# [STATED TASK]
Reproduce each line that includes the word "JSON".

(Records that describe figures)
....

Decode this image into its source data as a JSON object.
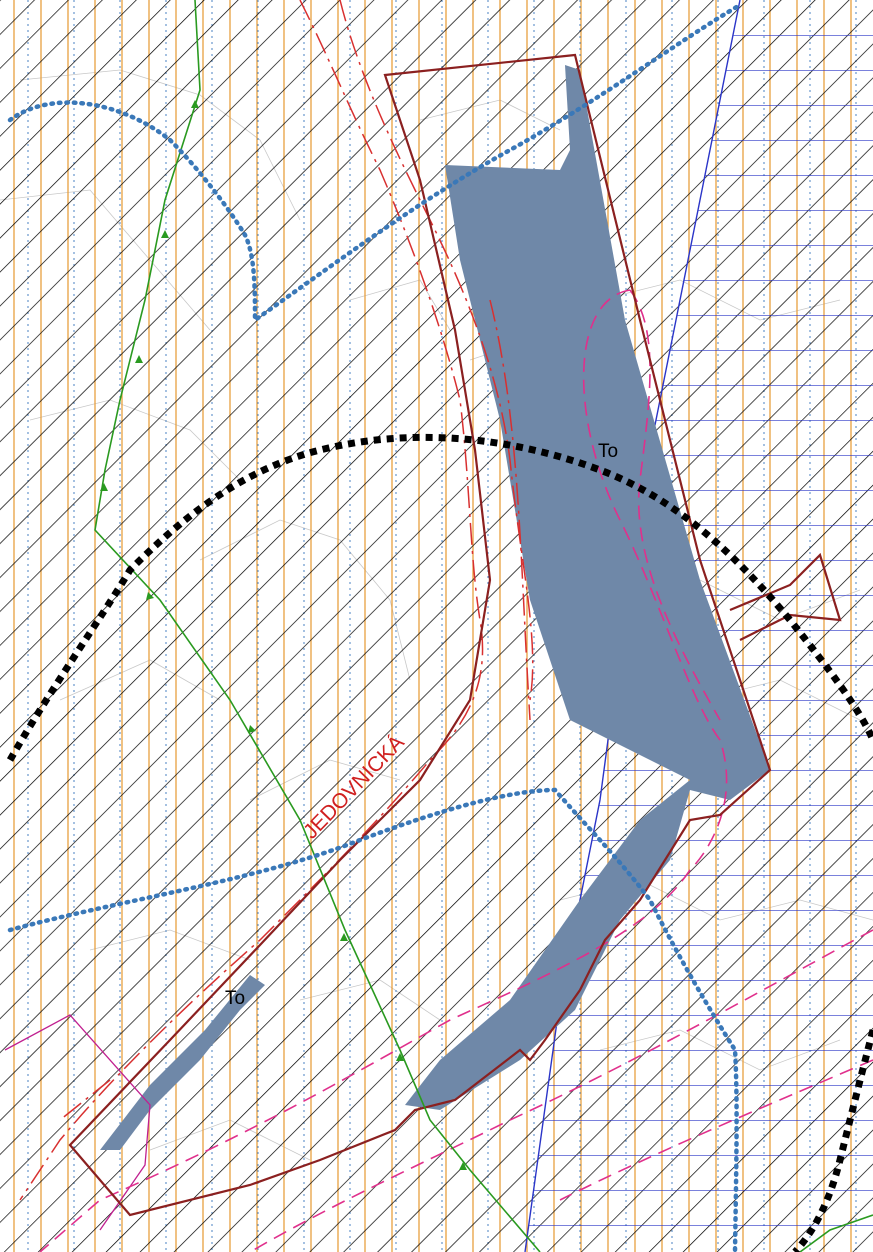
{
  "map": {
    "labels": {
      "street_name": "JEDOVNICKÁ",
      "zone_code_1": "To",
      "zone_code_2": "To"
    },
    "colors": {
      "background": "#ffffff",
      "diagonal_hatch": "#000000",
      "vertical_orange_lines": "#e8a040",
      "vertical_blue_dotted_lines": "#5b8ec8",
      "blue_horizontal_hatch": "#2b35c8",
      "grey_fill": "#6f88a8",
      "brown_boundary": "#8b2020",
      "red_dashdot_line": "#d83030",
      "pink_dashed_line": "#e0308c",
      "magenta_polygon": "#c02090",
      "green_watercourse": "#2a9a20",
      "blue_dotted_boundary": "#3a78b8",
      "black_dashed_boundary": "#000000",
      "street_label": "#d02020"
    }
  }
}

....

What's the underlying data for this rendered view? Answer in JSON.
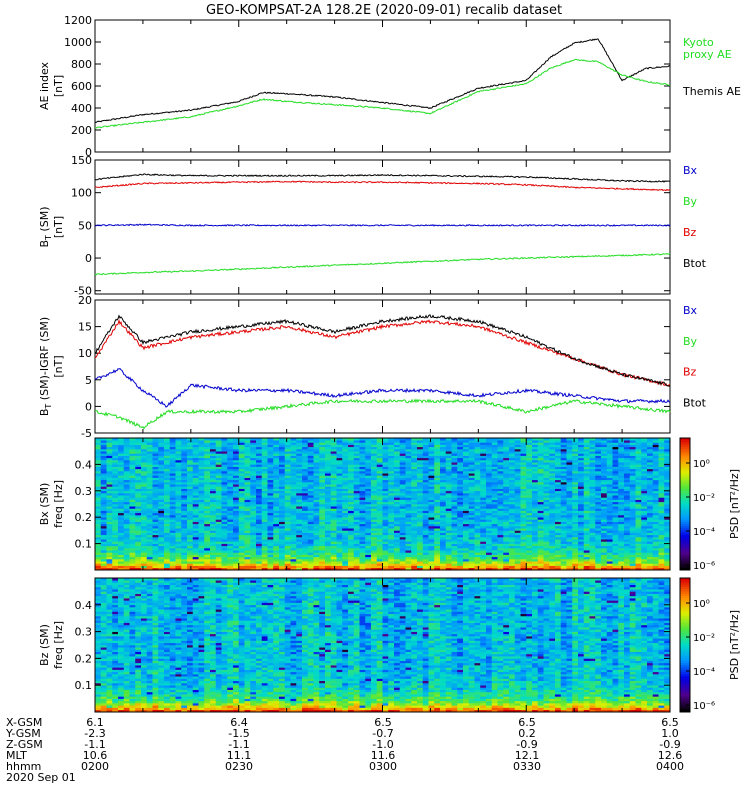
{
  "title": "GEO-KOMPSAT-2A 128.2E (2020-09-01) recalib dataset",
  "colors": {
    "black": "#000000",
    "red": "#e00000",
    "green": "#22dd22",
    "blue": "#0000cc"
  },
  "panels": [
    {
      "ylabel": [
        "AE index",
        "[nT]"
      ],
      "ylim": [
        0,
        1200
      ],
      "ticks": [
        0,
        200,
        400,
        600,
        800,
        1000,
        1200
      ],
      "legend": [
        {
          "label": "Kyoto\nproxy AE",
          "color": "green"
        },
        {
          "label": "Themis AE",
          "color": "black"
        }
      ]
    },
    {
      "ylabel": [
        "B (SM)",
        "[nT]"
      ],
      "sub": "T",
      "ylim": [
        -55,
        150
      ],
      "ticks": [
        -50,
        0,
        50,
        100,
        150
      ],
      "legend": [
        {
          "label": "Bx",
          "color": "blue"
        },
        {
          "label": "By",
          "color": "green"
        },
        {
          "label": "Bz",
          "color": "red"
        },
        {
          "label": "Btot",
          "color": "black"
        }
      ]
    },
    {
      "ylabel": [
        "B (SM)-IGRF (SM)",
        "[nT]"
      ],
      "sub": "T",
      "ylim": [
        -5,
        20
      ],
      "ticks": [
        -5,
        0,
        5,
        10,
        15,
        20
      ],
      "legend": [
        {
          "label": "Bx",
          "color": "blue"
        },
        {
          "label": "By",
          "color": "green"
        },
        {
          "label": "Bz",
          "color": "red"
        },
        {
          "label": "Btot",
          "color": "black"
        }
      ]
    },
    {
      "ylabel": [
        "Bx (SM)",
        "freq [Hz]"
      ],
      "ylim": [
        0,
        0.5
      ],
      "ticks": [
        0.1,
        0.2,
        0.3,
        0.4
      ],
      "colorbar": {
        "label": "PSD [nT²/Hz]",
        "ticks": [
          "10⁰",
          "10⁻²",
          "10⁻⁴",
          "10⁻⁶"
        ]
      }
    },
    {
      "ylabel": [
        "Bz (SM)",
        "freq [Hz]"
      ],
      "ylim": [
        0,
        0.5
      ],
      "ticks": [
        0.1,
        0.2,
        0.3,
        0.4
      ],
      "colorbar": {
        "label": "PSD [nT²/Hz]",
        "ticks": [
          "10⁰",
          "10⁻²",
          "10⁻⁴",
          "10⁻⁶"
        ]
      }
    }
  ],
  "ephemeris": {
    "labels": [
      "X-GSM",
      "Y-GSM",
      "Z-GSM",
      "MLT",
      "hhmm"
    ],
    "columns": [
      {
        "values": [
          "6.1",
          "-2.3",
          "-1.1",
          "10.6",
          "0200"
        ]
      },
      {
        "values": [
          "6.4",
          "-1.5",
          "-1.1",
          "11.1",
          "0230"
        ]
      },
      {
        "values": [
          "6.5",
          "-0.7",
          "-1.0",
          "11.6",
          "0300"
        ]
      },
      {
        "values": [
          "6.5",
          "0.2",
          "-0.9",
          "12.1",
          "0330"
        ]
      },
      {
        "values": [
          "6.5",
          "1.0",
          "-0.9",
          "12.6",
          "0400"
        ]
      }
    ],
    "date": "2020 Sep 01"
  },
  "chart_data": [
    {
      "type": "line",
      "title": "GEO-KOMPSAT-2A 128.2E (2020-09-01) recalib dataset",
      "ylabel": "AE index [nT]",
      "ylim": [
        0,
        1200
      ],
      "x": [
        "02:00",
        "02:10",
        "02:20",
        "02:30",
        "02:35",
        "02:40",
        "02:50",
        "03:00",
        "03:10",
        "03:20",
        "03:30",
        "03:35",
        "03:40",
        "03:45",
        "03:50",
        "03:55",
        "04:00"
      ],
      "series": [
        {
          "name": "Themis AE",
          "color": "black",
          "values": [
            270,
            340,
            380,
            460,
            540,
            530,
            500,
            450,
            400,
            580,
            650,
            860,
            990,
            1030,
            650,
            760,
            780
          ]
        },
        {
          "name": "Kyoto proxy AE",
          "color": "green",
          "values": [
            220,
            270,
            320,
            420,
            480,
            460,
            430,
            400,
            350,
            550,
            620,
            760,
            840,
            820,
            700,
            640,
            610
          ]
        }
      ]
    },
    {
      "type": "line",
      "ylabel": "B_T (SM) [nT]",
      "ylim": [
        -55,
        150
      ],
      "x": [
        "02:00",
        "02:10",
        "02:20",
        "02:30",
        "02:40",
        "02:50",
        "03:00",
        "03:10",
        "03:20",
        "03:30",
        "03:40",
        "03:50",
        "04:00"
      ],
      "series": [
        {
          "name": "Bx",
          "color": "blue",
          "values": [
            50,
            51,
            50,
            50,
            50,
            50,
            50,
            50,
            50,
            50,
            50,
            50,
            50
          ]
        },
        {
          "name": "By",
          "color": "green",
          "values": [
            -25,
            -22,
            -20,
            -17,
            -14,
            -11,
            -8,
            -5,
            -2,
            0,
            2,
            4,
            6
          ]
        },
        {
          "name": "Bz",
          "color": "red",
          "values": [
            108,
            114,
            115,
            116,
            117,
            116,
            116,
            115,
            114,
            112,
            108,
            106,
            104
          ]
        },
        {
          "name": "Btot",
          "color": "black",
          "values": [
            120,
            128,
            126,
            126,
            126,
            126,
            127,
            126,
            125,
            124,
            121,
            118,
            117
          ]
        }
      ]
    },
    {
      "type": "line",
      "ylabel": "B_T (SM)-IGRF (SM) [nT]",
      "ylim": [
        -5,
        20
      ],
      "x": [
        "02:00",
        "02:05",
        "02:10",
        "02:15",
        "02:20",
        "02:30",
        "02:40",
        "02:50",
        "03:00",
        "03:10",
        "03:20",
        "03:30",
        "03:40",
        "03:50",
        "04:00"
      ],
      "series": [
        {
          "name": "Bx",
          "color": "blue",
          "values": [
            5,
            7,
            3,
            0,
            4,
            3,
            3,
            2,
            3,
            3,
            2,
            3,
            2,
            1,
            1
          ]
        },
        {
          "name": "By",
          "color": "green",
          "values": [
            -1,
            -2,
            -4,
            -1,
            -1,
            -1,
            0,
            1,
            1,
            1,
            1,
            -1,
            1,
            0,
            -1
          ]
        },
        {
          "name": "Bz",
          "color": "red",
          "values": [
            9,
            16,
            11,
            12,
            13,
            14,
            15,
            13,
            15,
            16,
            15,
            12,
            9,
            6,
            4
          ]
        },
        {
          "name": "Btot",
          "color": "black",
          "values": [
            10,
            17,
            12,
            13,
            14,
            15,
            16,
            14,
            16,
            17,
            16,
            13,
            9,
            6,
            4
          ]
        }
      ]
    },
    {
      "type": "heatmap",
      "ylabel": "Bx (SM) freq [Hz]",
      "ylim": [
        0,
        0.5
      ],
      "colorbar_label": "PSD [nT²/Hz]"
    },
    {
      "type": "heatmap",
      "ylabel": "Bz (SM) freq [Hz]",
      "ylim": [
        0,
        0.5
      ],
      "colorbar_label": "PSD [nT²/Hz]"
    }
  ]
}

....

# [RESULT OF THE TASK]
Decode this image into its source data as a JSON object.
What's the underlying data for this rendered view? Answer in JSON.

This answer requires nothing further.